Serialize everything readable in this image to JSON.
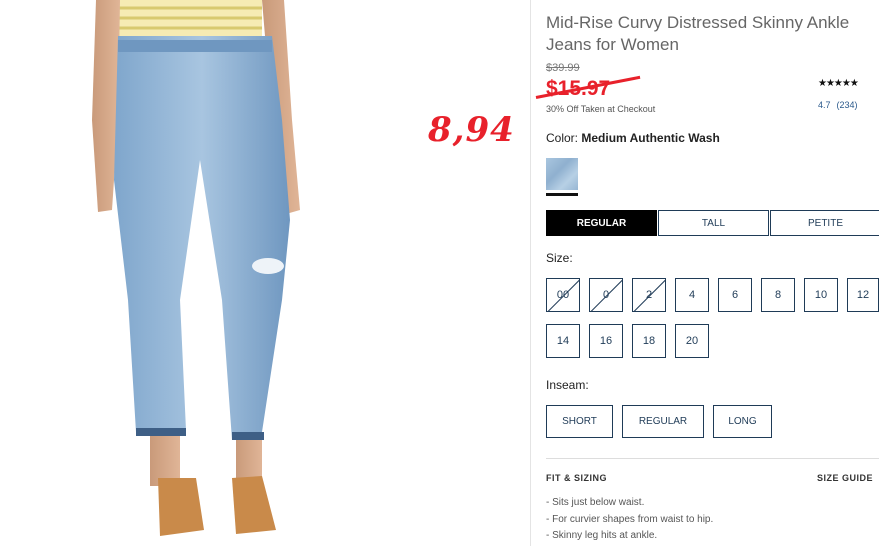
{
  "product": {
    "title": "Mid-Rise Curvy Distressed Skinny Ankle Jeans for Women",
    "price_original": "$39.99",
    "price_current": "$15.97",
    "promo": "30% Off Taken at Checkout",
    "annotation_price": "8,94",
    "rating_stars": "★★★★★",
    "rating_value": "4.7",
    "rating_count": "(234)"
  },
  "color": {
    "label": "Color:",
    "value": "Medium Authentic Wash"
  },
  "fit_tabs": [
    {
      "label": "REGULAR",
      "active": true
    },
    {
      "label": "TALL",
      "active": false
    },
    {
      "label": "PETITE",
      "active": false
    }
  ],
  "size": {
    "label": "Size:",
    "options": [
      {
        "label": "00",
        "available": false
      },
      {
        "label": "0",
        "available": false
      },
      {
        "label": "2",
        "available": false
      },
      {
        "label": "4",
        "available": true
      },
      {
        "label": "6",
        "available": true
      },
      {
        "label": "8",
        "available": true
      },
      {
        "label": "10",
        "available": true
      },
      {
        "label": "12",
        "available": true
      },
      {
        "label": "14",
        "available": true
      },
      {
        "label": "16",
        "available": true
      },
      {
        "label": "18",
        "available": true
      },
      {
        "label": "20",
        "available": true
      }
    ]
  },
  "inseam": {
    "label": "Inseam:",
    "options": [
      "SHORT",
      "REGULAR",
      "LONG"
    ]
  },
  "fit_sizing": {
    "heading": "FIT & SIZING",
    "size_guide": "SIZE GUIDE",
    "bullets": [
      "Sits just below waist.",
      "For curvier shapes from waist to hip.",
      "Skinny leg hits at ankle."
    ]
  },
  "colors": {
    "sale_red": "#e8212b",
    "navy": "#1f3b57",
    "denim": "#8fb0cf"
  }
}
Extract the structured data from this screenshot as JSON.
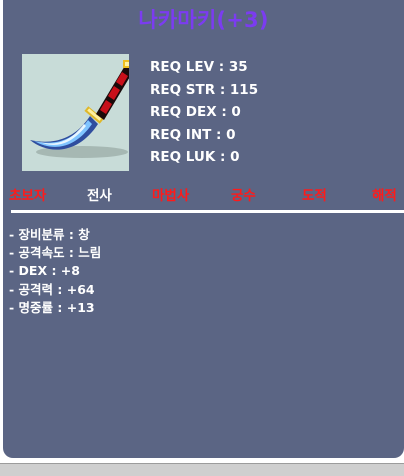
{
  "item": {
    "title": "나카마키(+3)",
    "image_icon": "nakamaki-dagger-icon"
  },
  "requirements": [
    "REQ LEV : 35",
    "REQ STR : 115",
    "REQ DEX : 0",
    "REQ INT : 0",
    "REQ LUK : 0"
  ],
  "jobs": [
    {
      "label": "초보자",
      "status": "disabled"
    },
    {
      "label": "전사",
      "status": "enabled"
    },
    {
      "label": "마법사",
      "status": "disabled"
    },
    {
      "label": "궁수",
      "status": "disabled"
    },
    {
      "label": "도적",
      "status": "disabled"
    },
    {
      "label": "해적",
      "status": "disabled"
    }
  ],
  "stats": [
    "- 장비분류 : 창",
    "- 공격속도 : 느림",
    "- DEX : +8",
    "- 공격력 : +64",
    "- 명중률 : +13"
  ],
  "colors": {
    "panel_bg": "#5b6584",
    "title": "#7b3cf0",
    "disabled_job": "#ff1a1a",
    "enabled_job": "#ffffff",
    "text": "#ffffff"
  }
}
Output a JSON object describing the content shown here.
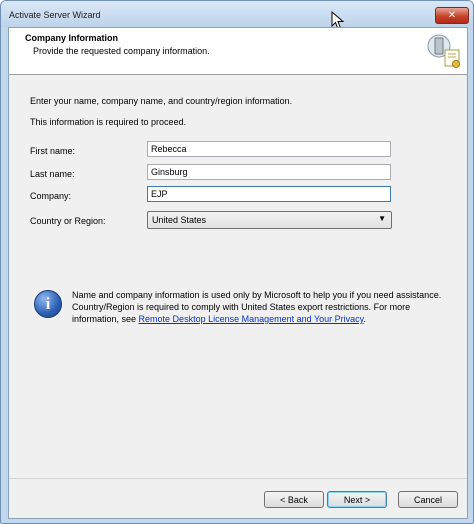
{
  "window": {
    "title": "Activate Server Wizard",
    "close_glyph": "✕"
  },
  "header": {
    "title": "Company Information",
    "subtitle": "Provide the requested company information.",
    "icon": "server-certificate-icon"
  },
  "instructions": {
    "line1": "Enter your name, company name, and country/region information.",
    "line2": "This information is required to proceed."
  },
  "form": {
    "first_name_label": "First name:",
    "first_name_value": "Rebecca",
    "last_name_label": "Last name:",
    "last_name_value": "Ginsburg",
    "company_label": "Company:",
    "company_value": "EJP",
    "country_label": "Country or Region:",
    "country_value": "United States"
  },
  "info": {
    "icon": "info-icon",
    "text": "Name and company information is used only by Microsoft to help you if you need assistance. Country/Region is required to comply with United States export restrictions. For more information, see ",
    "link_text": "Remote Desktop License Management and Your Privacy",
    "trailing": "."
  },
  "buttons": {
    "back": "< Back",
    "next": "Next >",
    "cancel": "Cancel"
  }
}
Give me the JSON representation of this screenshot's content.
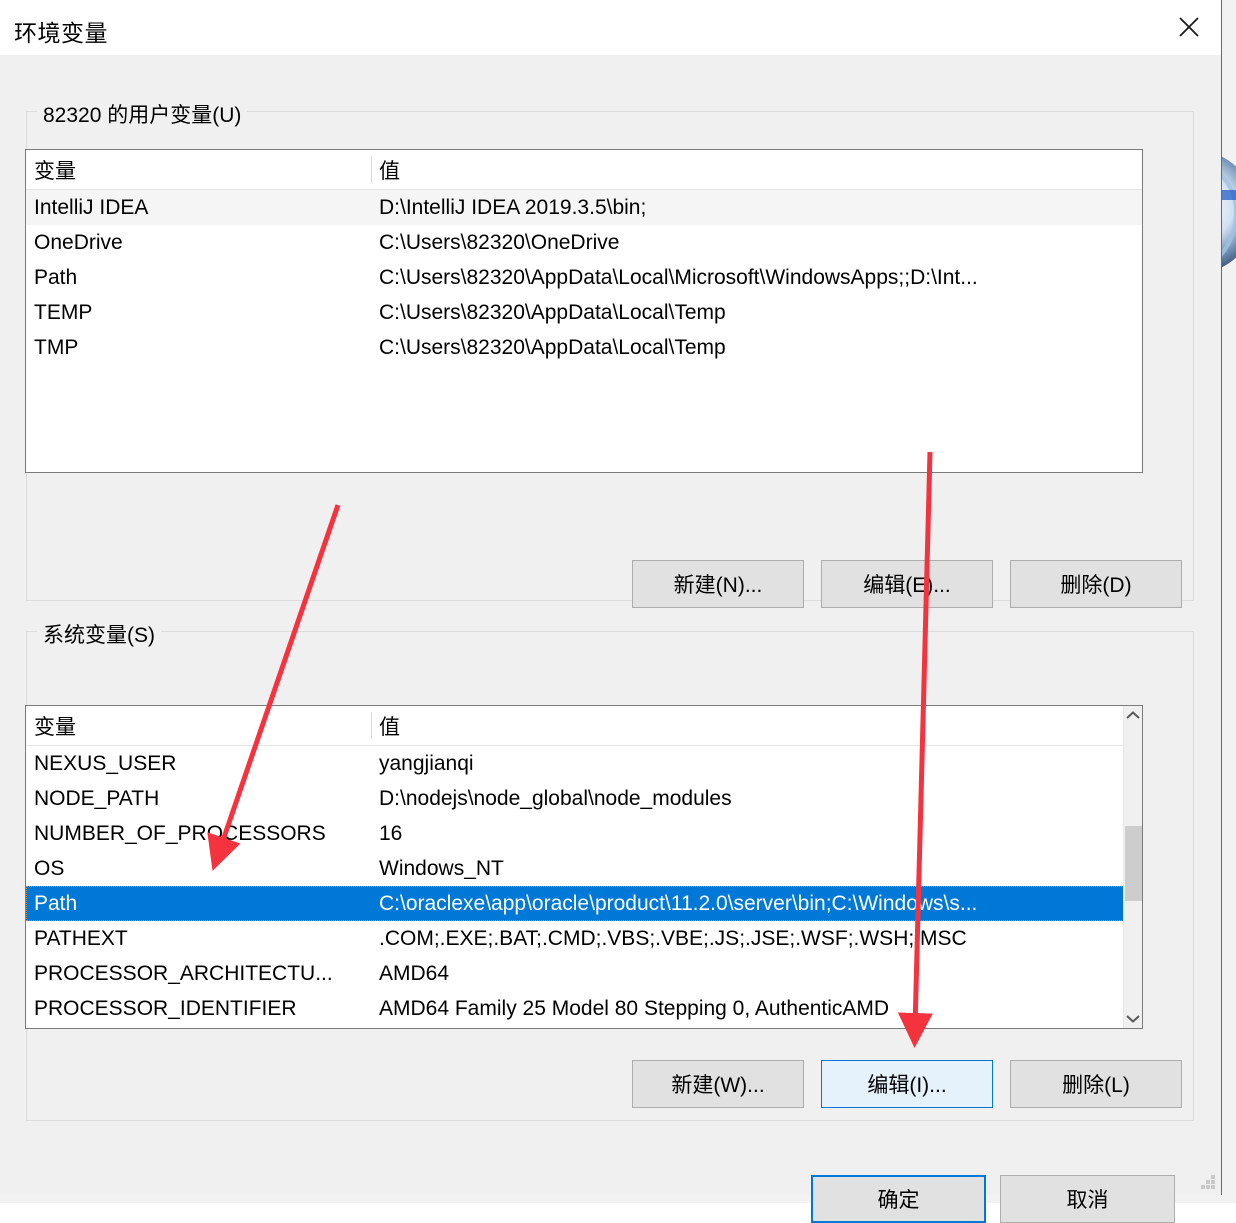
{
  "window": {
    "title": "环境变量",
    "close_icon": "close-icon"
  },
  "user_section": {
    "label": "82320 的用户变量(U)",
    "columns": [
      "变量",
      "值"
    ],
    "rows": [
      {
        "name": "IntelliJ IDEA",
        "value": "D:\\IntelliJ IDEA 2019.3.5\\bin;",
        "selected_style": true
      },
      {
        "name": "OneDrive",
        "value": "C:\\Users\\82320\\OneDrive",
        "selected_style": false
      },
      {
        "name": "Path",
        "value": "C:\\Users\\82320\\AppData\\Local\\Microsoft\\WindowsApps;;D:\\Int...",
        "selected_style": false
      },
      {
        "name": "TEMP",
        "value": "C:\\Users\\82320\\AppData\\Local\\Temp",
        "selected_style": false
      },
      {
        "name": "TMP",
        "value": "C:\\Users\\82320\\AppData\\Local\\Temp",
        "selected_style": false
      }
    ],
    "buttons": {
      "new": "新建(N)...",
      "edit": "编辑(E)...",
      "delete": "删除(D)"
    }
  },
  "system_section": {
    "label": "系统变量(S)",
    "columns": [
      "变量",
      "值"
    ],
    "rows": [
      {
        "name": "NEXUS_USER",
        "value": "yangjianqi",
        "selected": false
      },
      {
        "name": "NODE_PATH",
        "value": " D:\\nodejs\\node_global\\node_modules",
        "selected": false
      },
      {
        "name": "NUMBER_OF_PROCESSORS",
        "value": "16",
        "selected": false
      },
      {
        "name": "OS",
        "value": "Windows_NT",
        "selected": false
      },
      {
        "name": "Path",
        "value": "C:\\oraclexe\\app\\oracle\\product\\11.2.0\\server\\bin;C:\\Windows\\s...",
        "selected": true
      },
      {
        "name": "PATHEXT",
        "value": ".COM;.EXE;.BAT;.CMD;.VBS;.VBE;.JS;.JSE;.WSF;.WSH;.MSC",
        "selected": false
      },
      {
        "name": "PROCESSOR_ARCHITECTU...",
        "value": "AMD64",
        "selected": false
      },
      {
        "name": "PROCESSOR_IDENTIFIER",
        "value": "AMD64 Family 25 Model 80 Stepping 0, AuthenticAMD",
        "selected": false
      }
    ],
    "buttons": {
      "new": "新建(W)...",
      "edit": "编辑(I)...",
      "delete": "删除(L)"
    },
    "scrollbar": {
      "up_icon": "chevron-up-icon",
      "down_icon": "chevron-down-icon"
    }
  },
  "footer": {
    "ok": "确定",
    "cancel": "取消"
  },
  "colors": {
    "accent": "#0078d7",
    "selection": "#0078d7",
    "dialog_bg": "#f0f0f0",
    "button_bg": "#e1e1e1",
    "focus_bg": "#e5f1fb",
    "annotation_red": "#f5333f"
  },
  "annotations": [
    {
      "name": "arrow-to-system-path-row",
      "color": "#f5333f"
    },
    {
      "name": "arrow-to-system-edit-button",
      "color": "#f5333f"
    }
  ]
}
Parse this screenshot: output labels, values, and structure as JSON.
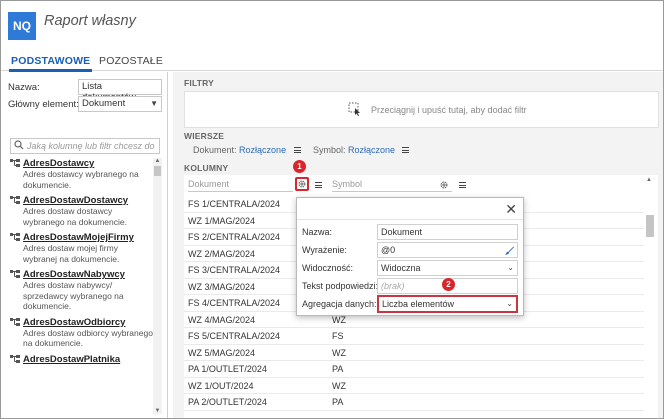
{
  "app": {
    "logo": "NQ",
    "title": "Raport własny"
  },
  "tabs": [
    {
      "label": "PODSTAWOWE",
      "active": true
    },
    {
      "label": "POZOSTAŁE",
      "active": false
    }
  ],
  "left": {
    "name_label": "Nazwa:",
    "name_value": "Lista dokumentów",
    "main_label": "Główny element:",
    "main_value": "Dokument",
    "search_placeholder": "Jaką kolumnę lub filtr chcesz do",
    "items": [
      {
        "name": "AdresDostawcy",
        "desc": "Adres dostawcy wybranego na dokumencie."
      },
      {
        "name": "AdresDostawDostawcy",
        "desc": "Adres dostaw dostawcy wybranego na dokumencie."
      },
      {
        "name": "AdresDostawMojejFirmy",
        "desc": "Adres dostaw mojej firmy wybranej na dokumencie."
      },
      {
        "name": "AdresDostawNabywcy",
        "desc": "Adres dostaw nabywcy/ sprzedawcy wybranego na dokumencie."
      },
      {
        "name": "AdresDostawOdbiorcy",
        "desc": "Adres dostaw odbiorcy wybranego na dokumencie."
      },
      {
        "name": "AdresDostawPlatnika",
        "desc": ""
      }
    ]
  },
  "right": {
    "filters_title": "FILTRY",
    "drop_text": "Przeciągnij i upuść tutaj, aby dodać filtr",
    "rows_title": "WIERSZE",
    "rows_chips": [
      {
        "label": "Dokument:",
        "value": "Rozłączone"
      },
      {
        "label": "Symbol:",
        "value": "Rozłączone"
      }
    ],
    "columns_title": "KOLUMNY",
    "col_headers": [
      "Dokument",
      "Symbol"
    ],
    "data_rows": [
      [
        "FS 1/CENTRALA/2024",
        ""
      ],
      [
        "WZ 1/MAG/2024",
        ""
      ],
      [
        "FS 2/CENTRALA/2024",
        ""
      ],
      [
        "WZ 2/MAG/2024",
        ""
      ],
      [
        "FS 3/CENTRALA/2024",
        ""
      ],
      [
        "WZ 3/MAG/2024",
        ""
      ],
      [
        "FS 4/CENTRALA/2024",
        ""
      ],
      [
        "WZ 4/MAG/2024",
        "WZ"
      ],
      [
        "FS 5/CENTRALA/2024",
        "FS"
      ],
      [
        "WZ 5/MAG/2024",
        "WZ"
      ],
      [
        "PA 1/OUTLET/2024",
        "PA"
      ],
      [
        "WZ 1/OUT/2024",
        "WZ"
      ],
      [
        "PA 2/OUTLET/2024",
        "PA"
      ]
    ]
  },
  "dialog": {
    "close_label": "✕",
    "fields": [
      {
        "label": "Nazwa:",
        "value": "Dokument"
      },
      {
        "label": "Wyrażenie:",
        "value": "@0"
      },
      {
        "label": "Widoczność:",
        "value": "Widoczna"
      },
      {
        "label": "Tekst podpowiedzi:",
        "value": "(brak)"
      },
      {
        "label": "Agregacja danych:",
        "value": "Liczba elementów"
      }
    ]
  },
  "badges": [
    "1",
    "2"
  ],
  "colors": {
    "accent": "#1a5fb4",
    "logo": "#2e7ad6",
    "marker": "#d9262c"
  }
}
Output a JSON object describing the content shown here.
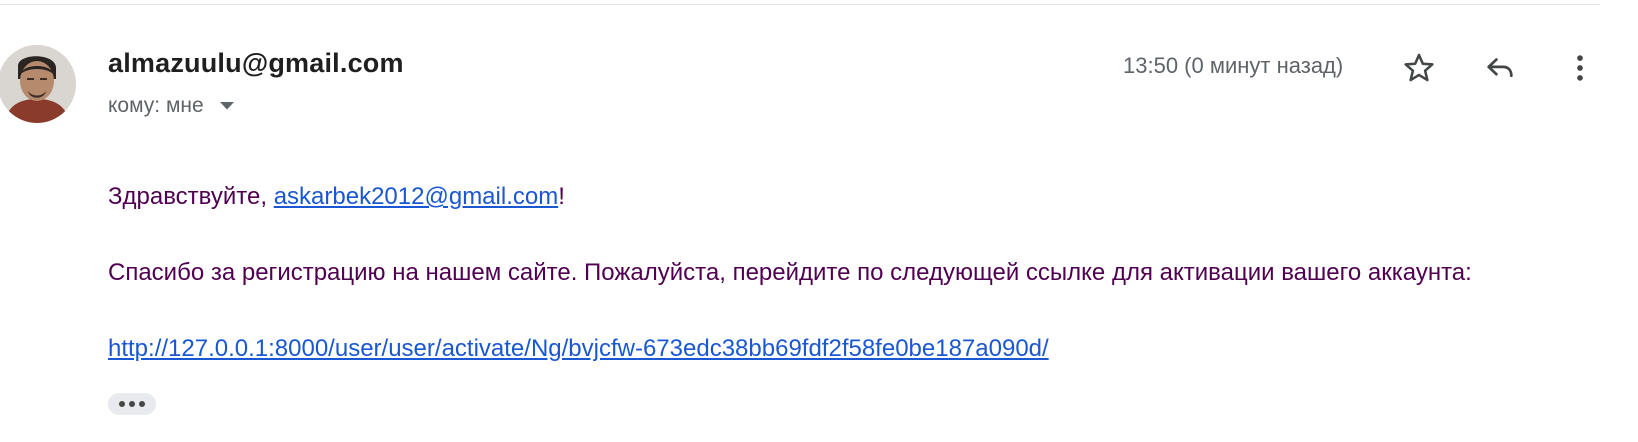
{
  "header": {
    "sender_email": "almazuulu@gmail.com",
    "recipient_label": "кому: мне",
    "timestamp": "13:50 (0 минут назад)"
  },
  "icons": {
    "star": "star-icon",
    "reply": "reply-icon",
    "more": "more-vert-icon",
    "recipient_caret": "chevron-down-icon",
    "trimmed": "more-horiz-icon"
  },
  "body": {
    "greeting_prefix": "Здравствуйте, ",
    "greeting_email": "askarbek2012@gmail.com",
    "greeting_suffix": "!",
    "message": "Спасибо за регистрацию на нашем сайте. Пожалуйста, перейдите по следующей ссылке для активации вашего аккаунта:",
    "activation_link": "http://127.0.0.1:8000/user/user/activate/Ng/bvjcfw-673edc38bb69fdf2f58fe0be187a090d/"
  },
  "colors": {
    "body_text": "#500050",
    "link": "#1a57d2",
    "sender": "#1f1f1f",
    "muted": "#5f6368"
  }
}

# Aim of the task:
Which lines above contain the word "required"? Copy each of them.

# Result for this exercise:
    "line2": "This information is required to proceed."
    "text": "Name and company information is used only by Microsoft to help you if you need assistance. Country/Region is required to comply with United States export restrictions. For more information, see ",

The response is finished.